<<<<
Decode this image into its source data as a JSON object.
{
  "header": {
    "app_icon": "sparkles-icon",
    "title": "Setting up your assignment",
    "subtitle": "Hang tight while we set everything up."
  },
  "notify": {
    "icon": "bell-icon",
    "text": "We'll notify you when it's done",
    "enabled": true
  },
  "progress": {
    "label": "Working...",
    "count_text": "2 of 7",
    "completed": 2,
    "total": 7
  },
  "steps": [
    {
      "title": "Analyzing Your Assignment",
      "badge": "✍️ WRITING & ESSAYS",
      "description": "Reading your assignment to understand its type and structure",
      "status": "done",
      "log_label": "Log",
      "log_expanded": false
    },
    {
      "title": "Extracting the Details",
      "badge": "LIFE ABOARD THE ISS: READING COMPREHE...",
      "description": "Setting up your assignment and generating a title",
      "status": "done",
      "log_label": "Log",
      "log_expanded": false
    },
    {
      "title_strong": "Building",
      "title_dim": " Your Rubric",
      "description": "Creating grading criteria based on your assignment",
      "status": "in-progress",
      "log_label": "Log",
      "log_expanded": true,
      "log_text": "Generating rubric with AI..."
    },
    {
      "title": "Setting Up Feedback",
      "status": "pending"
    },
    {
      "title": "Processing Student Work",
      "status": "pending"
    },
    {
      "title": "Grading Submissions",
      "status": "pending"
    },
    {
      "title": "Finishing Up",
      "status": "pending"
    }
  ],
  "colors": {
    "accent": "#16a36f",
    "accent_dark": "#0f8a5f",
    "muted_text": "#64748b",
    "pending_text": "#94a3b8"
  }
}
>>>>
● INSTRUCTIONS TO FOLLOW: Transcribe the records above exactly as they appear.

● ANSWER FOR THIS EXERCISE:
Decode this image into its source data as a JSON object.
{
  "header": {
    "app_icon": "sparkles-icon",
    "title": "Setting up your assignment",
    "subtitle": "Hang tight while we set everything up."
  },
  "notify": {
    "icon": "bell-icon",
    "text": "We'll notify you when it's done",
    "enabled": true
  },
  "progress": {
    "label": "Working...",
    "count_text": "2 of 7",
    "completed": 2,
    "total": 7
  },
  "steps": [
    {
      "title": "Analyzing Your Assignment",
      "badge": "✍️ WRITING & ESSAYS",
      "description": "Reading your assignment to understand its type and structure",
      "status": "done",
      "log_label": "Log",
      "log_expanded": false
    },
    {
      "title": "Extracting the Details",
      "badge": "LIFE ABOARD THE ISS: READING COMPREHE...",
      "description": "Setting up your assignment and generating a title",
      "status": "done",
      "log_label": "Log",
      "log_expanded": false
    },
    {
      "title_strong": "Building",
      "title_dim": " Your Rubric",
      "description": "Creating grading criteria based on your assignment",
      "status": "in-progress",
      "log_label": "Log",
      "log_expanded": true,
      "log_text": "Generating rubric with AI..."
    },
    {
      "title": "Setting Up Feedback",
      "status": "pending"
    },
    {
      "title": "Processing Student Work",
      "status": "pending"
    },
    {
      "title": "Grading Submissions",
      "status": "pending"
    },
    {
      "title": "Finishing Up",
      "status": "pending"
    }
  ],
  "colors": {
    "accent": "#16a36f",
    "accent_dark": "#0f8a5f",
    "muted_text": "#64748b",
    "pending_text": "#94a3b8"
  }
}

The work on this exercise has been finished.